◆ **Bounding box annotations**:
++++++

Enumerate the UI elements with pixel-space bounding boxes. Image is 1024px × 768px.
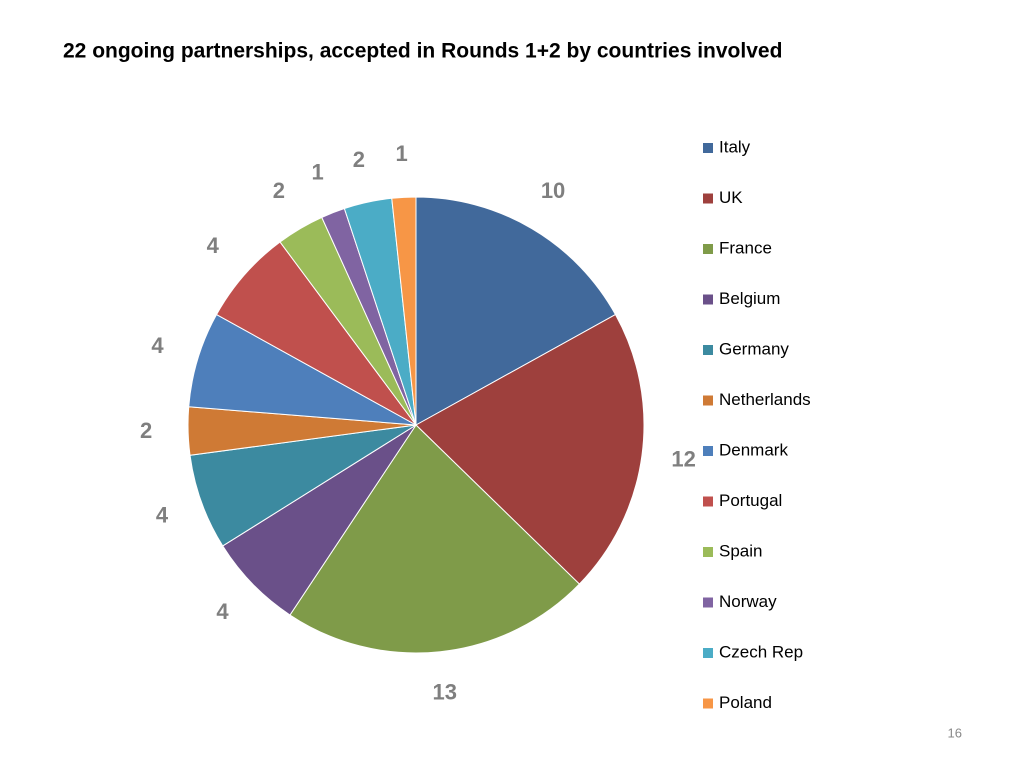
- legend-swatch: [703, 345, 713, 355]
- data-label: 4: [156, 502, 169, 527]
- legend-swatch: [703, 294, 713, 305]
- legend-swatch: [703, 496, 713, 507]
- legend-label: France: [719, 238, 772, 257]
- data-label: 13: [432, 679, 456, 704]
- data-label: 4: [207, 233, 220, 258]
- legend-swatch: [703, 597, 713, 608]
- legend-swatch: [703, 143, 713, 153]
- page-number: 16: [948, 725, 962, 740]
- pie-slice: [415, 313, 645, 585]
- data-label: 2: [353, 147, 365, 172]
- data-label: 2: [273, 178, 285, 203]
- legend-swatch: [703, 244, 713, 254]
- legend-label: Italy: [719, 137, 751, 156]
- legend-label: UK: [719, 188, 743, 207]
- pie-slice: [391, 196, 417, 426]
- legend-swatch: [703, 648, 713, 658]
- data-label: 2: [140, 418, 152, 443]
- legend-label: Denmark: [719, 440, 788, 459]
- legend-swatch: [703, 395, 713, 406]
- legend-label: Netherlands: [719, 390, 811, 409]
- pie-slice: [289, 424, 581, 654]
- legend-swatch: [703, 698, 713, 709]
- legend-swatch: [703, 547, 713, 557]
- data-label: 1: [396, 141, 408, 166]
- data-label: 12: [671, 447, 695, 472]
- legend-label: Belgium: [719, 289, 780, 308]
- data-label: 10: [541, 178, 565, 203]
- chart-title: 22 ongoing partnerships, accepted in Rou…: [63, 40, 782, 63]
- legend-label: Germany: [719, 339, 789, 358]
- legend-label: Poland: [719, 693, 772, 712]
- legend-swatch: [703, 193, 713, 204]
- legend-label: Czech Rep: [719, 642, 803, 661]
- legend-label: Norway: [719, 592, 777, 611]
- data-label: 1: [312, 159, 324, 184]
- legend-label: Spain: [719, 541, 762, 560]
- legend-swatch: [703, 446, 713, 456]
- data-label: 4: [151, 333, 164, 358]
- pie-slice: [415, 196, 617, 426]
- legend-label: Portugal: [719, 491, 782, 510]
- data-label: 4: [216, 599, 229, 624]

++++++

◆ **What you are asked to do**: Reproduce the entries with every "legend-swatch" swapped for "legend-marker" and nothing else altered. Omit the picture placeholder from your output.

◆ **Solution to this problem**:
Enumerate the UI elements with pixel-space bounding boxes. Image is 1024px × 768px.
- legend-marker: [703, 345, 713, 355]
- data-label: 4: [156, 502, 169, 527]
- legend-marker: [703, 294, 713, 305]
- legend-marker: [703, 496, 713, 507]
- legend-label: France: [719, 238, 772, 257]
- data-label: 13: [432, 679, 456, 704]
- data-label: 4: [207, 233, 220, 258]
- legend-marker: [703, 597, 713, 608]
- legend-marker: [703, 143, 713, 153]
- page-number: 16: [948, 725, 962, 740]
- pie-slice: [415, 313, 645, 585]
- data-label: 2: [353, 147, 365, 172]
- data-label: 2: [273, 178, 285, 203]
- legend-marker: [703, 244, 713, 254]
- legend-label: Italy: [719, 137, 751, 156]
- legend-label: UK: [719, 188, 743, 207]
- pie-slice: [391, 196, 417, 426]
- legend-marker: [703, 648, 713, 658]
- data-label: 2: [140, 418, 152, 443]
- legend-label: Denmark: [719, 440, 788, 459]
- legend-marker: [703, 395, 713, 406]
- legend-label: Netherlands: [719, 390, 811, 409]
- pie-slice: [289, 424, 581, 654]
- legend-marker: [703, 698, 713, 709]
- legend-marker: [703, 547, 713, 557]
- data-label: 1: [396, 141, 408, 166]
- data-label: 12: [671, 447, 695, 472]
- legend-label: Belgium: [719, 289, 780, 308]
- data-label: 10: [541, 178, 565, 203]
- chart-title: 22 ongoing partnerships, accepted in Rou…: [63, 40, 782, 63]
- legend-label: Germany: [719, 339, 789, 358]
- legend-label: Poland: [719, 693, 772, 712]
- legend-marker: [703, 193, 713, 204]
- legend-label: Czech Rep: [719, 642, 803, 661]
- legend-label: Norway: [719, 592, 777, 611]
- data-label: 1: [312, 159, 324, 184]
- legend-label: Spain: [719, 541, 762, 560]
- legend-marker: [703, 446, 713, 456]
- data-label: 4: [151, 333, 164, 358]
- pie-slice: [415, 196, 617, 426]
- legend-label: Portugal: [719, 491, 782, 510]
- data-label: 4: [216, 599, 229, 624]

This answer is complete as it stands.